TASK REQUIREMENTS:
Extract the full listing verbatim and drop any pictures from your copy.

[Start of RECORDS SHOWN]

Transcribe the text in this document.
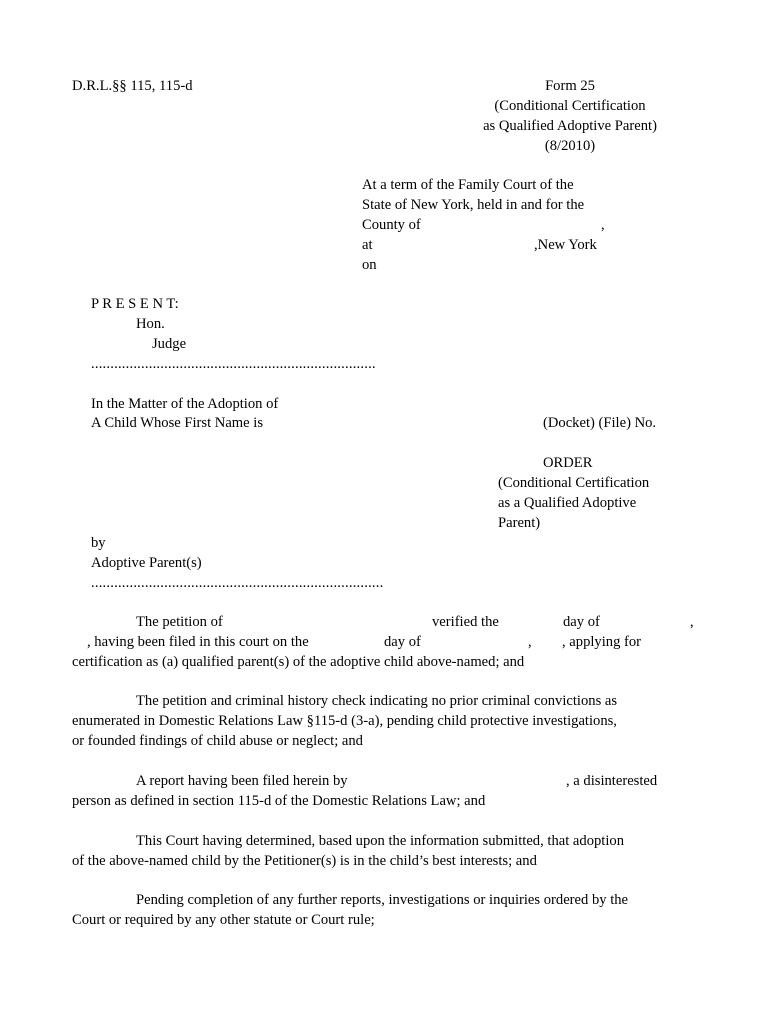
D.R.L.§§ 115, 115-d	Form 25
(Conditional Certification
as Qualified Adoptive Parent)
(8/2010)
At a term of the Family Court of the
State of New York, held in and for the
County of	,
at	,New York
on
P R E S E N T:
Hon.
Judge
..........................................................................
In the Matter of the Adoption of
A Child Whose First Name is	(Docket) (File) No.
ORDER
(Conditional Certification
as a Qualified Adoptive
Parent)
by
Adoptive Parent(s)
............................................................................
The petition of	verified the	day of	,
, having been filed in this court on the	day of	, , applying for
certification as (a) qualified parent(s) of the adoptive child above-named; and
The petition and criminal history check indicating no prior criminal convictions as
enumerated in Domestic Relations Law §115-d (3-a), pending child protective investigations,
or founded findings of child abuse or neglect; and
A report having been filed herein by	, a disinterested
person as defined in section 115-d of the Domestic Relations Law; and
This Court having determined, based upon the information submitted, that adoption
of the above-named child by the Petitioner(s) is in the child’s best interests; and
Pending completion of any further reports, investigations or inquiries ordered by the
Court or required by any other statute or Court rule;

[End of RECORDS SHOWN]

OUTPUT FOR THIS EXERCISE:
Transcribe the text in this document.
D.R.L.§§ 115, 115-d	Form 25
(Conditional Certification
as Qualified Adoptive Parent)
(8/2010)
At a term of the Family Court of the
State of New York, held in and for the
County of	,
at	,New York
on
P R E S E N T:
Hon.
Judge
..........................................................................
In the Matter of the Adoption of
A Child Whose First Name is	(Docket) (File) No.
ORDER
(Conditional Certification
as a Qualified Adoptive
Parent)
by
Adoptive Parent(s)
............................................................................
The petition of	verified the	day of	,
, having been filed in this court on the	day of	, , applying for
certification as (a) qualified parent(s) of the adoptive child above-named; and
The petition and criminal history check indicating no prior criminal convictions as
enumerated in Domestic Relations Law §115-d (3-a), pending child protective investigations,
or founded findings of child abuse or neglect; and
A report having been filed herein by	, a disinterested
person as defined in section 115-d of the Domestic Relations Law; and
This Court having determined, based upon the information submitted, that adoption
of the above-named child by the Petitioner(s) is in the child’s best interests; and
Pending completion of any further reports, investigations or inquiries ordered by the
Court or required by any other statute or Court rule;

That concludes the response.